▶ [Aim]:
Repeat every record below exactly as it appears.

# # # # # # #

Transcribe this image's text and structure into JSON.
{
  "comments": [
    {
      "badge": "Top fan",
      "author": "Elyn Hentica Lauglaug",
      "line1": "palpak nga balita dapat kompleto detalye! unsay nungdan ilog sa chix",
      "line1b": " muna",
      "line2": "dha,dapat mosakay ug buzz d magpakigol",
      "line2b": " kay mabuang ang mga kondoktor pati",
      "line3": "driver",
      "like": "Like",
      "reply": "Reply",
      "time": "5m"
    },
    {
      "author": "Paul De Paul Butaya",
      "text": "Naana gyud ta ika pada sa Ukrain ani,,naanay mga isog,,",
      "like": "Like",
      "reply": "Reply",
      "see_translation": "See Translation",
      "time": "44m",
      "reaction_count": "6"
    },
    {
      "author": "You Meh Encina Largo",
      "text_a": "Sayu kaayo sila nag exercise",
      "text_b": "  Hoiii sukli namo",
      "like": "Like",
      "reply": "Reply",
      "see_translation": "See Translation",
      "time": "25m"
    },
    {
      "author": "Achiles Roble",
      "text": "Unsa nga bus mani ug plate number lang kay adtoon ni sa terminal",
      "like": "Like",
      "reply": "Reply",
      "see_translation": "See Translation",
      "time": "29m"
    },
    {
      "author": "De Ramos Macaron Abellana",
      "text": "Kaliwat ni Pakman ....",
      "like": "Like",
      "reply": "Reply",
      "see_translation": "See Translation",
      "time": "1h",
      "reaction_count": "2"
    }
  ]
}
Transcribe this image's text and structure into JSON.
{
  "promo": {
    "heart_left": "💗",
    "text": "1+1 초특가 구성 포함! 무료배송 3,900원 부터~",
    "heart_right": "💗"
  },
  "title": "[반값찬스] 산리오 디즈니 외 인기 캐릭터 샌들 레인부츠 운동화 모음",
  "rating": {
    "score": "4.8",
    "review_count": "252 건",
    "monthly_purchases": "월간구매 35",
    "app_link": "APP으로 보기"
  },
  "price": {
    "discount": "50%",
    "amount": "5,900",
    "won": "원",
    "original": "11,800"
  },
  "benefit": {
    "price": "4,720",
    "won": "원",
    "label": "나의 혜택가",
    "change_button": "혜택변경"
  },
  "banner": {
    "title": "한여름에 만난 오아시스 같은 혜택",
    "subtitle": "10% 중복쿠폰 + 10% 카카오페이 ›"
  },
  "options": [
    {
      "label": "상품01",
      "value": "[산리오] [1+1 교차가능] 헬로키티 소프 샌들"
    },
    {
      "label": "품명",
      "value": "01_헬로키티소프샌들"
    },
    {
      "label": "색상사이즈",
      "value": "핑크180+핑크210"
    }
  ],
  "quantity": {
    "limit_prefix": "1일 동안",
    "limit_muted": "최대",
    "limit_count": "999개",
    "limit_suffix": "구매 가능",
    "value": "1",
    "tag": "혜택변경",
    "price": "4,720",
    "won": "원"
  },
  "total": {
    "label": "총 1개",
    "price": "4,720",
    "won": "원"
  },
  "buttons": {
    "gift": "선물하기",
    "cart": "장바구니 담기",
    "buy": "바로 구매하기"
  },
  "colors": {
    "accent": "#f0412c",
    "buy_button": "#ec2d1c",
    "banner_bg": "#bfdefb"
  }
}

# # # # # # #

▶ [Result of this exercise]:
Transcribe this image's text and structure into JSON.
{
  "comments": [
    {
      "badge": "Top fan",
      "author": "Elyn Hentica Lauglaug",
      "line1": "palpak nga balita dapat kompleto detalye! unsay nungdan ilog sa chix",
      "line1b": " muna",
      "line2": "dha,dapat mosakay ug buzz d magpakigol",
      "line2b": " kay mabuang ang mga kondoktor pati",
      "line3": "driver",
      "like": "Like",
      "reply": "Reply",
      "time": "5m"
    },
    {
      "author": "Paul De Paul Butaya",
      "text": "Naana gyud ta ika pada sa Ukrain ani,,naanay mga isog,,",
      "like": "Like",
      "reply": "Reply",
      "see_translation": "See Translation",
      "time": "44m",
      "reaction_count": "6"
    },
    {
      "author": "You Meh Encina Largo",
      "text_a": "Sayu kaayo sila nag exercise",
      "text_b": "  Hoiii sukli namo",
      "like": "Like",
      "reply": "Reply",
      "see_translation": "See Translation",
      "time": "25m"
    },
    {
      "author": "Achiles Roble",
      "text": "Unsa nga bus mani ug plate number lang kay adtoon ni sa terminal",
      "like": "Like",
      "reply": "Reply",
      "see_translation": "See Translation",
      "time": "29m"
    },
    {
      "author": "De Ramos Macaron Abellana",
      "text": "Kaliwat ni Pakman ....",
      "like": "Like",
      "reply": "Reply",
      "see_translation": "See Translation",
      "time": "1h",
      "reaction_count": "2"
    }
  ]
}
Transcribe this image's text and structure into JSON.
{
  "promo": {
    "heart_left": "💗",
    "text": "1+1 초특가 구성 포함! 무료배송 3,900원 부터~",
    "heart_right": "💗"
  },
  "title": "[반값찬스] 산리오 디즈니 외 인기 캐릭터 샌들 레인부츠 운동화 모음",
  "rating": {
    "score": "4.8",
    "review_count": "252 건",
    "monthly_purchases": "월간구매 35",
    "app_link": "APP으로 보기"
  },
  "price": {
    "discount": "50%",
    "amount": "5,900",
    "won": "원",
    "original": "11,800"
  },
  "benefit": {
    "price": "4,720",
    "won": "원",
    "label": "나의 혜택가",
    "change_button": "혜택변경"
  },
  "banner": {
    "title": "한여름에 만난 오아시스 같은 혜택",
    "subtitle": "10% 중복쿠폰 + 10% 카카오페이 ›"
  },
  "options": [
    {
      "label": "상품01",
      "value": "[산리오] [1+1 교차가능] 헬로키티 소프 샌들"
    },
    {
      "label": "품명",
      "value": "01_헬로키티소프샌들"
    },
    {
      "label": "색상사이즈",
      "value": "핑크180+핑크210"
    }
  ],
  "quantity": {
    "limit_prefix": "1일 동안",
    "limit_muted": "최대",
    "limit_count": "999개",
    "limit_suffix": "구매 가능",
    "value": "1",
    "tag": "혜택변경",
    "price": "4,720",
    "won": "원"
  },
  "total": {
    "label": "총 1개",
    "price": "4,720",
    "won": "원"
  },
  "buttons": {
    "gift": "선물하기",
    "cart": "장바구니 담기",
    "buy": "바로 구매하기"
  },
  "colors": {
    "accent": "#f0412c",
    "buy_button": "#ec2d1c",
    "banner_bg": "#bfdefb"
  }
}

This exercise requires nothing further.